[SET EXERCISE]
Locate and copy each line in the data that contains the word "части".

[RECORDS FOR THIS TASK]
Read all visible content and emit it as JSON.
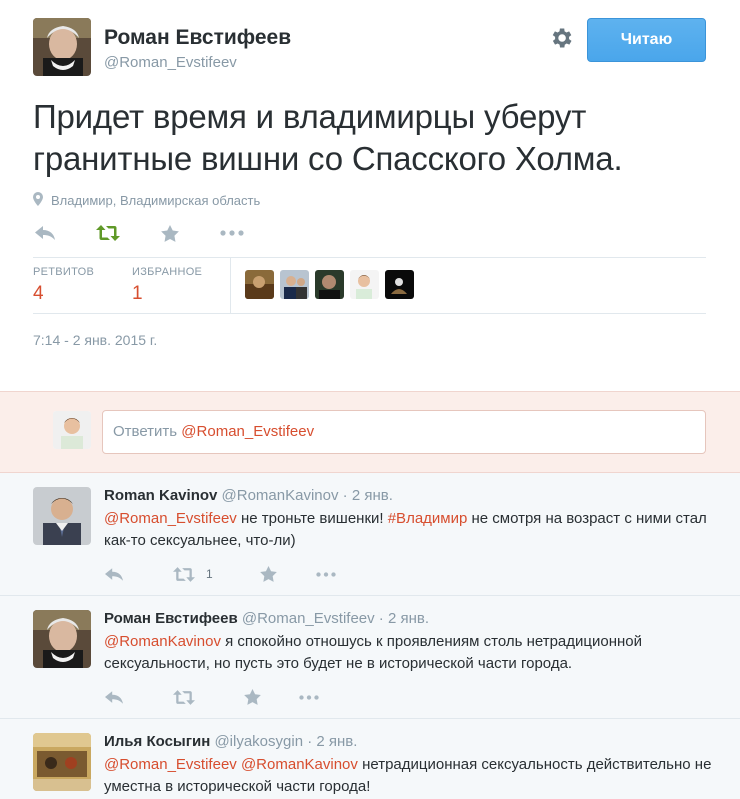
{
  "author": {
    "name": "Роман Евстифеев",
    "handle": "@Roman_Evstifeev"
  },
  "follow_button": "Читаю",
  "tweet": {
    "text": "Придет время и владимирцы уберут гранитные вишни со Спасского Холма.",
    "location": "Владимир, Владимирская область",
    "timestamp": "7:14 - 2 янв. 2015 г."
  },
  "stats": {
    "retweets_label": "РЕТВИТОВ",
    "retweets_count": "4",
    "favorites_label": "ИЗБРАННОЕ",
    "favorites_count": "1"
  },
  "reply_box": {
    "prefix": "Ответить ",
    "mention": "@Roman_Evstifeev"
  },
  "replies": [
    {
      "name": "Roman Kavinov",
      "handle": "@RomanKavinov",
      "time": "2 янв.",
      "mention1": "@Roman_Evstifeev",
      "text_a": " не троньте вишенки! ",
      "hashtag": "#Владимир",
      "text_b": " не смотря на возраст с ними стал как-то сексуальнее, что-ли)",
      "retweet_count": "1"
    },
    {
      "name": "Роман Евстифеев",
      "handle": "@Roman_Evstifeev",
      "time": "2 янв.",
      "mention1": "@RomanKavinov",
      "text_a": " я спокойно отношусь к проявлениям столь нетрадиционной сексуальности, но пусть это будет  не в исторической части города."
    },
    {
      "name": "Илья Косыгин",
      "handle": "@ilyakosygin",
      "time": "2 янв.",
      "mention1": "@Roman_Evstifeev",
      "mention2": "@RomanKavinov",
      "text_a": " нетрадиционная сексуальность действительно не уместна в исторической части города!"
    }
  ],
  "colors": {
    "accent": "#55acee",
    "link": "#d74e2f",
    "muted": "#8899a6",
    "retweet_green": "#19cf86"
  }
}
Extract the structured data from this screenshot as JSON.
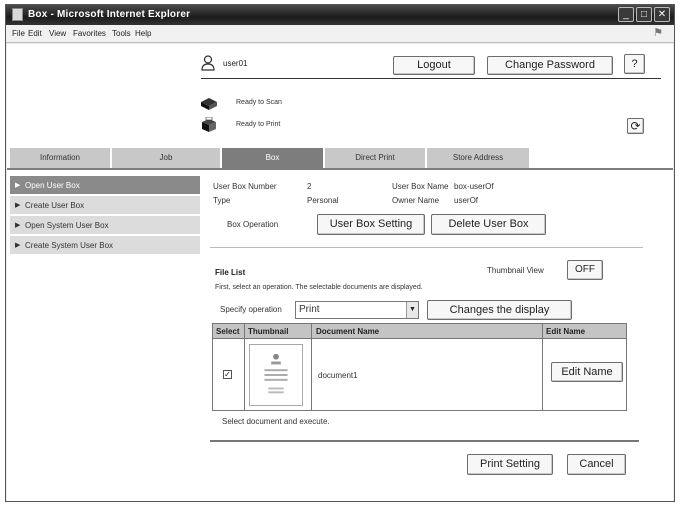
{
  "window": {
    "title": "Box - Microsoft Internet Explorer",
    "controls": {
      "minimize": "_",
      "maximize": "□",
      "close": "✕"
    }
  },
  "menu": [
    "File",
    "Edit",
    "View",
    "Favorites",
    "Tools",
    "Help"
  ],
  "header": {
    "username": "user01",
    "logout_label": "Logout",
    "change_password_label": "Change Password",
    "help_label": "?",
    "scan_status": "Ready to Scan",
    "print_status": "Ready to Print",
    "refresh_label": "⟳"
  },
  "tabs": [
    {
      "label": "Information",
      "active": false
    },
    {
      "label": "Job",
      "active": false
    },
    {
      "label": "Box",
      "active": true
    },
    {
      "label": "Direct Print",
      "active": false
    },
    {
      "label": "Store Address",
      "active": false
    }
  ],
  "sidebar": [
    {
      "label": "Open User Box",
      "active": true
    },
    {
      "label": "Create User Box",
      "active": false
    },
    {
      "label": "Open System User Box",
      "active": false
    },
    {
      "label": "Create System User Box",
      "active": false
    }
  ],
  "box_info": {
    "number_label": "User Box Number",
    "number_value": "2",
    "name_label": "User Box Name",
    "name_value": "box-userOf",
    "type_label": "Type",
    "type_value": "Personal",
    "owner_label": "Owner Name",
    "owner_value": "userOf",
    "operation_label": "Box Operation",
    "setting_button": "User Box Setting",
    "delete_button": "Delete User Box"
  },
  "file_list": {
    "title": "File List",
    "thumbnail_view_label": "Thumbnail View",
    "thumbnail_toggle": "OFF",
    "instruction": "First, select an operation. The selectable documents are displayed.",
    "specify_label": "Specify operation",
    "operation_value": "Print",
    "change_display_button": "Changes the display",
    "columns": [
      "Select",
      "Thumbnail",
      "Document Name",
      "Edit Name"
    ],
    "rows": [
      {
        "checked": "✓",
        "name": "document1",
        "edit_button": "Edit Name"
      }
    ],
    "footer_note": "Select document and execute."
  },
  "actions": {
    "print_setting": "Print Setting",
    "cancel": "Cancel"
  }
}
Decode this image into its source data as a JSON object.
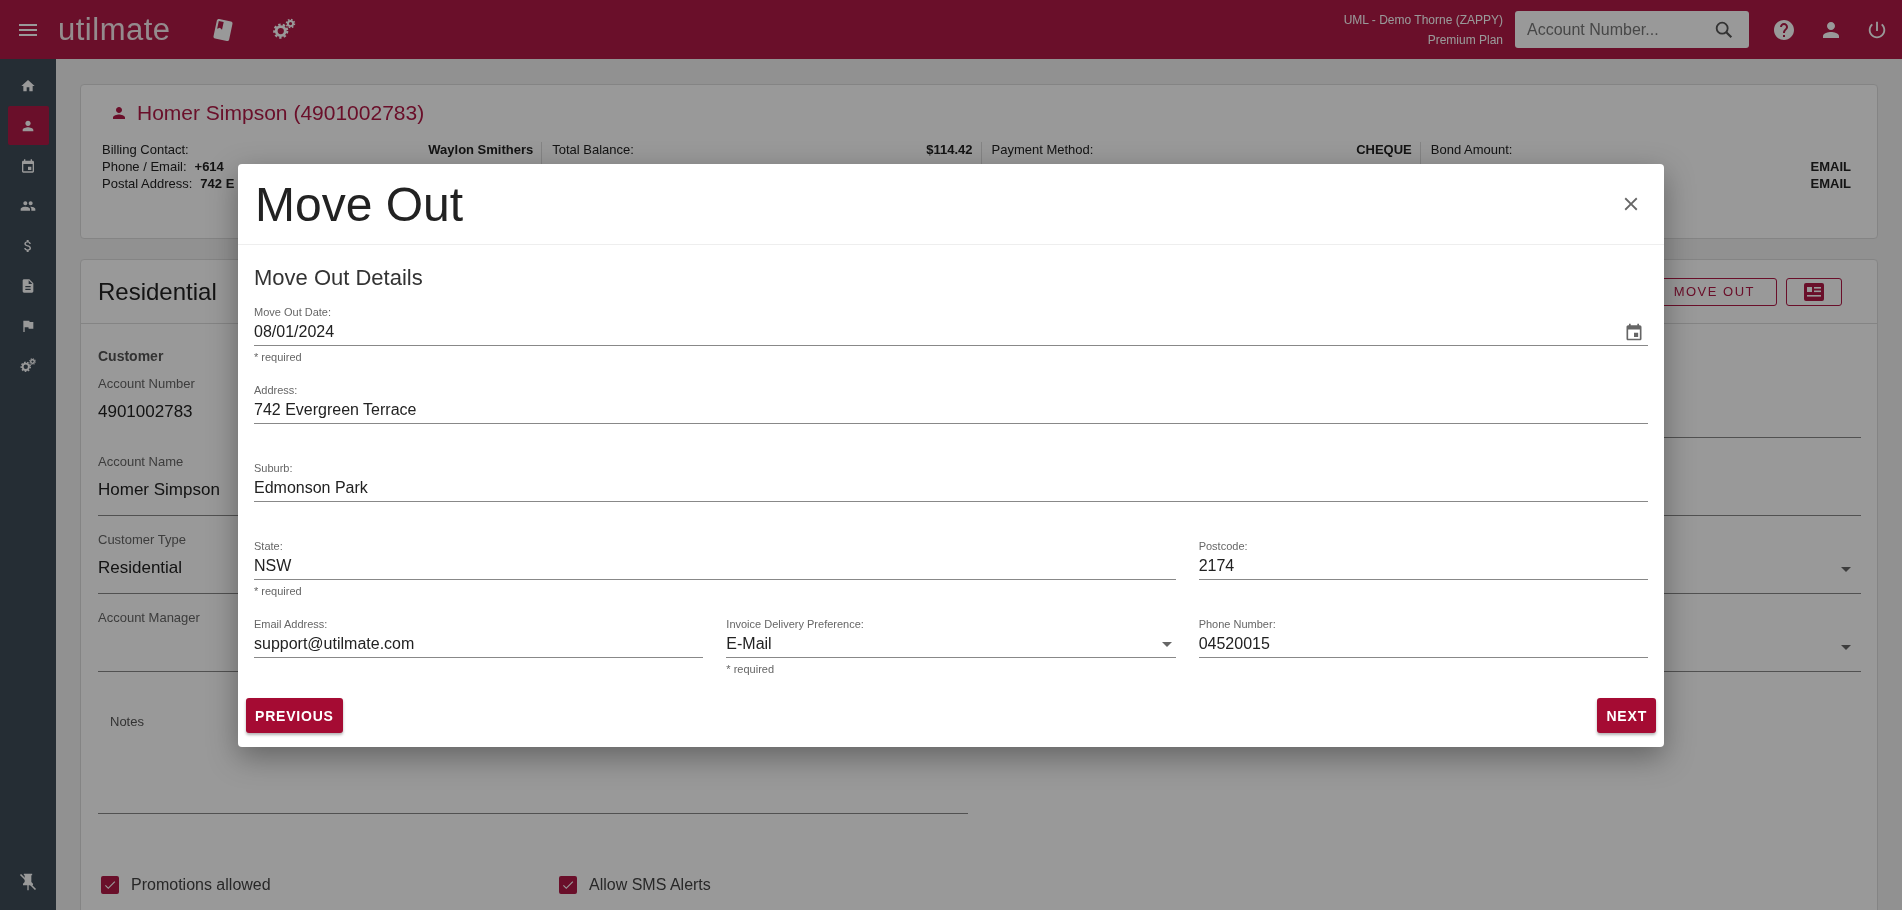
{
  "top_bar": {
    "logo": "utilmate",
    "account": "UML - Demo Thorne (ZAPPY)",
    "plan": "Premium Plan",
    "search": {
      "placeholder": "Account Number..."
    }
  },
  "sidebar": {
    "items": [
      {
        "kind": "home",
        "selected": false
      },
      {
        "kind": "person",
        "selected": true
      },
      {
        "kind": "calendar",
        "selected": false
      },
      {
        "kind": "group",
        "selected": false
      },
      {
        "kind": "dollar",
        "selected": false
      },
      {
        "kind": "document",
        "selected": false
      },
      {
        "kind": "flag",
        "selected": false
      },
      {
        "kind": "gears",
        "selected": false
      }
    ]
  },
  "customer_header": {
    "name": "Homer Simpson (4901002783)",
    "columns": [
      {
        "rows": [
          {
            "label": "Billing Contact:",
            "value": "Waylon Smithers",
            "kind": "right"
          },
          {
            "label": "Phone / Email:",
            "value": "+614",
            "kind": "inline"
          },
          {
            "label": "Postal Address:",
            "value": "742 E",
            "kind": "inline"
          }
        ]
      },
      {
        "rows": [
          {
            "label": "Total Balance:",
            "value": "$114.42",
            "kind": "right"
          }
        ]
      },
      {
        "rows": [
          {
            "label": "Payment Method:",
            "value": "CHEQUE",
            "kind": "right"
          }
        ]
      },
      {
        "rows": [
          {
            "label": "Bond Amount:"
          },
          {
            "value": "EMAIL",
            "kind": "right"
          },
          {
            "value": "EMAIL",
            "kind": "right"
          }
        ]
      }
    ]
  },
  "account_card": {
    "title": "Residential",
    "move_out_button": "MOVE OUT",
    "section": "Customer",
    "left_fields": [
      {
        "label": "Account Number",
        "value": "4901002783",
        "kind": "readonly"
      },
      {
        "label": "Account Name",
        "value": "Homer Simpson",
        "kind": "text"
      },
      {
        "label": "Customer Type",
        "value": "Residential",
        "kind": "text"
      },
      {
        "label": "Account Manager",
        "kind": "text"
      }
    ],
    "right_fields": [
      {
        "kind": "text"
      },
      {
        "kind": "text"
      },
      {
        "kind": "select"
      },
      {
        "kind": "select"
      }
    ],
    "notes": {
      "label": "Notes"
    },
    "checkboxes": [
      {
        "label": "Promotions allowed",
        "checked": true
      },
      {
        "label": "Allow SMS Alerts",
        "checked": true
      }
    ]
  },
  "dialog": {
    "title": "Move Out",
    "subtitle": "Move Out Details",
    "rows": [
      [
        {
          "label": "Move Out Date:",
          "value": "08/01/2024",
          "kind": "date",
          "hint": "* required"
        }
      ],
      [
        {
          "label": "Address:",
          "value": "742 Evergreen Terrace",
          "kind": "text"
        }
      ],
      [
        {
          "label": "Suburb:",
          "value": "Edmonson Park",
          "kind": "text"
        }
      ],
      [
        {
          "label": "State:",
          "value": "NSW",
          "kind": "text",
          "hint": "* required"
        },
        "",
        {
          "label": "Postcode:",
          "value": "2174",
          "kind": "text"
        }
      ],
      [
        {
          "label": "Email Address:",
          "value": "support@utilmate.com",
          "kind": "text"
        },
        {
          "label": "Invoice Delivery Preference:",
          "value": "E-Mail",
          "kind": "select",
          "hint": "* required"
        },
        {
          "label": "Phone Number:",
          "value": "04520015",
          "kind": "text"
        }
      ]
    ],
    "buttons": {
      "previous": "PREVIOUS",
      "next": "NEXT"
    }
  }
}
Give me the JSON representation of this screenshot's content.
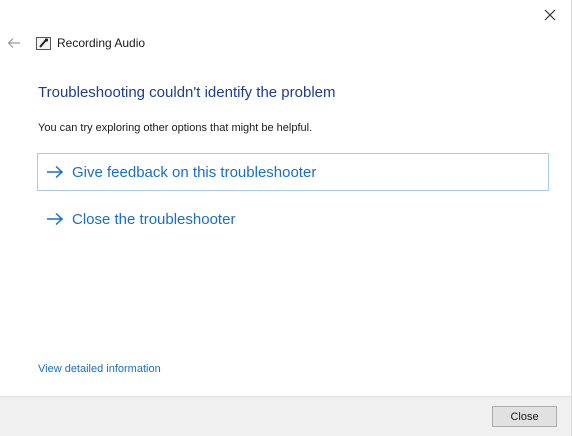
{
  "window": {
    "title": "Recording Audio",
    "icons": {
      "back": "back-arrow-icon",
      "close": "close-icon",
      "app": "recording-audio-icon",
      "option": "right-arrow-icon"
    }
  },
  "main": {
    "heading": "Troubleshooting couldn't identify the problem",
    "subtext": "You can try exploring other options that might be helpful.",
    "options": [
      {
        "label": "Give feedback on this troubleshooter",
        "selected": true
      },
      {
        "label": "Close the troubleshooter",
        "selected": false
      }
    ],
    "details_link": "View detailed information"
  },
  "footer": {
    "close_label": "Close"
  },
  "colors": {
    "heading": "#1f3d8f",
    "link": "#1a6fc4",
    "footer_bg": "#f0f0f0"
  }
}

[FINAL RESULT]
      "text_a": " я спокойно отношусь к проявлениям столь нетрадиционной сексуальности, но пусть это будет  не в исторической части города."
      "text_a": " нетрадиционная сексуальность действительно не уместна в исторической части города!"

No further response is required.